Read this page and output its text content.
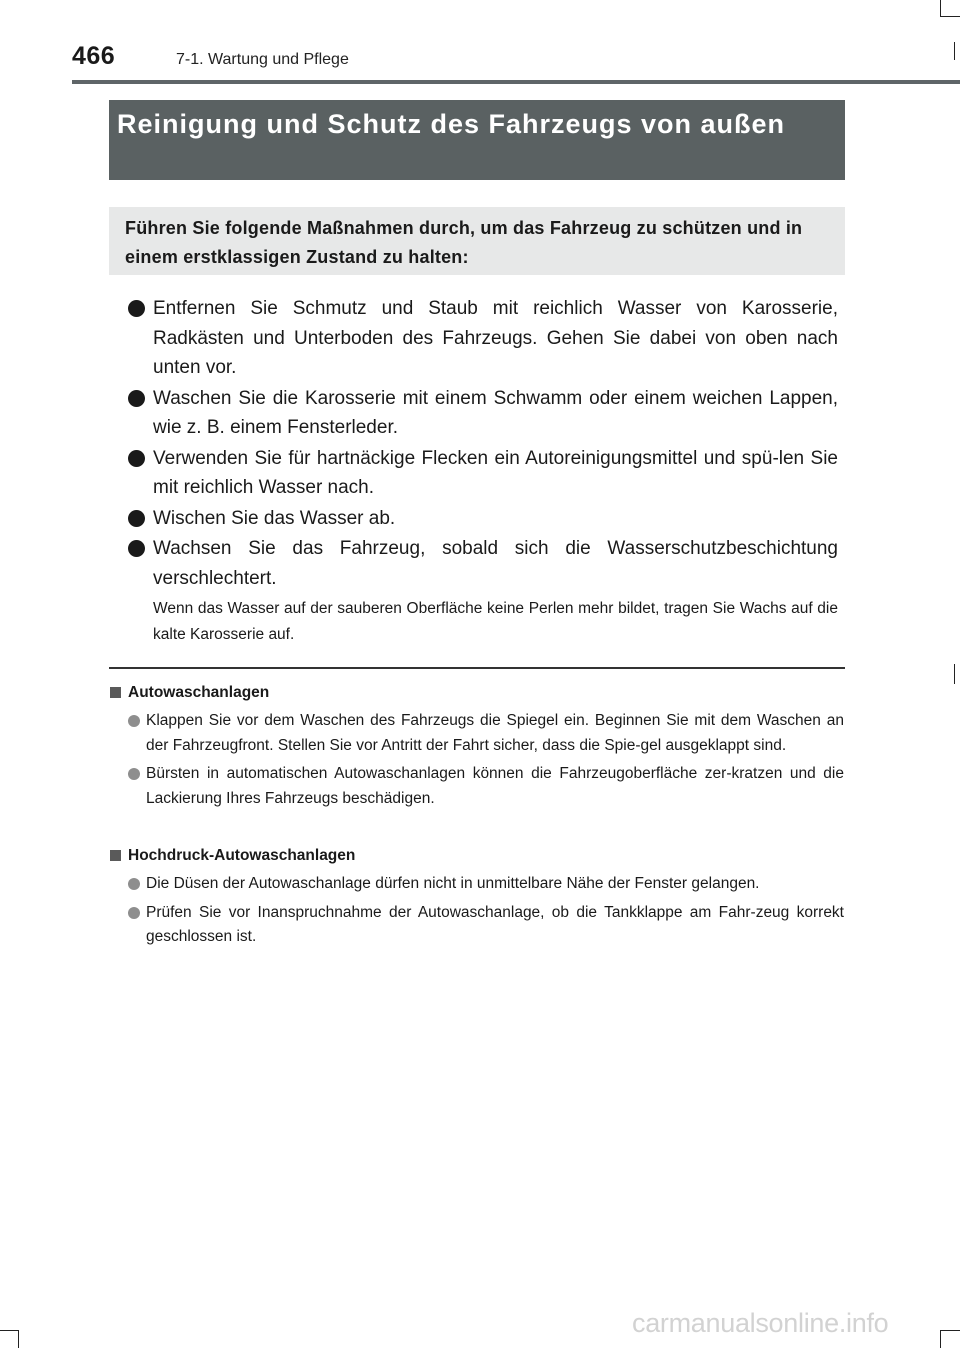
466	7-1. Wartung und Pflege
Reinigung und Schutz des Fahrzeugs von außen
Führen Sie folgende Maßnahmen durch, um das Fahrzeug zu schützen und in einem erstklassigen Zustand zu halten:
Entfernen Sie Schmutz und Staub mit reichlich Wasser von Karosserie, Radkästen und Unterboden des Fahrzeugs. Gehen Sie dabei von oben nach unten vor.
Waschen Sie die Karosserie mit einem Schwamm oder einem weichen Lappen, wie z. B. einem Fensterleder.
Verwenden Sie für hartnäckige Flecken ein Autoreinigungsmittel und spü-len Sie mit reichlich Wasser nach.
Wischen Sie das Wasser ab.
Wachsen Sie das Fahrzeug, sobald sich die Wasserschutzbeschichtung verschlechtert.
Wenn das Wasser auf der sauberen Oberfläche keine Perlen mehr bildet, tragen Sie Wachs auf die kalte Karosserie auf.
Autowaschanlagen
Klappen Sie vor dem Waschen des Fahrzeugs die Spiegel ein. Beginnen Sie mit dem Waschen an der Fahrzeugfront. Stellen Sie vor Antritt der Fahrt sicher, dass die Spie-gel ausgeklappt sind.
Bürsten in automatischen Autowaschanlagen können die Fahrzeugoberfläche zer-kratzen und die Lackierung Ihres Fahrzeugs beschädigen.
Hochdruck-Autowaschanlagen
Die Düsen der Autowaschanlage dürfen nicht in unmittelbare Nähe der Fenster gelangen.
Prüfen Sie vor Inanspruchnahme der Autowaschanlage, ob die Tankklappe am Fahr-zeug korrekt geschlossen ist.
carmanualsonline.info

☆ ☆ ☆ ☆

What is being asked:
Repeat the material above in full and exactly, apart from the pictures.

Expected answer:
Read this page and output its text content.
466	7-1. Wartung und Pflege
Reinigung und Schutz des Fahrzeugs von außen
Führen Sie folgende Maßnahmen durch, um das Fahrzeug zu schützen und in einem erstklassigen Zustand zu halten:
Entfernen Sie Schmutz und Staub mit reichlich Wasser von Karosserie, Radkästen und Unterboden des Fahrzeugs. Gehen Sie dabei von oben nach unten vor.
Waschen Sie die Karosserie mit einem Schwamm oder einem weichen Lappen, wie z. B. einem Fensterleder.
Verwenden Sie für hartnäckige Flecken ein Autoreinigungsmittel und spü-len Sie mit reichlich Wasser nach.
Wischen Sie das Wasser ab.
Wachsen Sie das Fahrzeug, sobald sich die Wasserschutzbeschichtung verschlechtert.
Wenn das Wasser auf der sauberen Oberfläche keine Perlen mehr bildet, tragen Sie Wachs auf die kalte Karosserie auf.
Autowaschanlagen
Klappen Sie vor dem Waschen des Fahrzeugs die Spiegel ein. Beginnen Sie mit dem Waschen an der Fahrzeugfront. Stellen Sie vor Antritt der Fahrt sicher, dass die Spie-gel ausgeklappt sind.
Bürsten in automatischen Autowaschanlagen können die Fahrzeugoberfläche zer-kratzen und die Lackierung Ihres Fahrzeugs beschädigen.
Hochdruck-Autowaschanlagen
Die Düsen der Autowaschanlage dürfen nicht in unmittelbare Nähe der Fenster gelangen.
Prüfen Sie vor Inanspruchnahme der Autowaschanlage, ob die Tankklappe am Fahr-zeug korrekt geschlossen ist.
carmanualsonline.info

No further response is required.